Records provided start

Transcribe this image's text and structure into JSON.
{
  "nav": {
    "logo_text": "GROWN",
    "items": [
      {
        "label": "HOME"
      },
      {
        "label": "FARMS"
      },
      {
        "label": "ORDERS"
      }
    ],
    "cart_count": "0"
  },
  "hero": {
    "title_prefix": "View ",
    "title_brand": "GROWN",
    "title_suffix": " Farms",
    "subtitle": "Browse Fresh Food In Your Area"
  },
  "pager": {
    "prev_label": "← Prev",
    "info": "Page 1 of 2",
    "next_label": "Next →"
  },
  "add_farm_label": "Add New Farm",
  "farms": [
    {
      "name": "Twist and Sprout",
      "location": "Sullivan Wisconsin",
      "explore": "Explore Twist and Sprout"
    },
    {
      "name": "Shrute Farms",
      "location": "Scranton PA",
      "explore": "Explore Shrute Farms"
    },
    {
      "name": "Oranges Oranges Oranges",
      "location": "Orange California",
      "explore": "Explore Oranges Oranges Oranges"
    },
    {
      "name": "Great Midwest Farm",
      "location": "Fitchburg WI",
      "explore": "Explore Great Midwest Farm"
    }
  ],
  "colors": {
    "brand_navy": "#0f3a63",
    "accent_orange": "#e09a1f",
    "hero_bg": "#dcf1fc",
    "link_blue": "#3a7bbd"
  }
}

Records provided end

→ Prompt: Produce an exact copy of all the records.

→ Output for this task:
Transcribe this image's text and structure into JSON.
{
  "nav": {
    "logo_text": "GROWN",
    "items": [
      {
        "label": "HOME"
      },
      {
        "label": "FARMS"
      },
      {
        "label": "ORDERS"
      }
    ],
    "cart_count": "0"
  },
  "hero": {
    "title_prefix": "View ",
    "title_brand": "GROWN",
    "title_suffix": " Farms",
    "subtitle": "Browse Fresh Food In Your Area"
  },
  "pager": {
    "prev_label": "← Prev",
    "info": "Page 1 of 2",
    "next_label": "Next →"
  },
  "add_farm_label": "Add New Farm",
  "farms": [
    {
      "name": "Twist and Sprout",
      "location": "Sullivan Wisconsin",
      "explore": "Explore Twist and Sprout"
    },
    {
      "name": "Shrute Farms",
      "location": "Scranton PA",
      "explore": "Explore Shrute Farms"
    },
    {
      "name": "Oranges Oranges Oranges",
      "location": "Orange California",
      "explore": "Explore Oranges Oranges Oranges"
    },
    {
      "name": "Great Midwest Farm",
      "location": "Fitchburg WI",
      "explore": "Explore Great Midwest Farm"
    }
  ],
  "colors": {
    "brand_navy": "#0f3a63",
    "accent_orange": "#e09a1f",
    "hero_bg": "#dcf1fc",
    "link_blue": "#3a7bbd"
  }
}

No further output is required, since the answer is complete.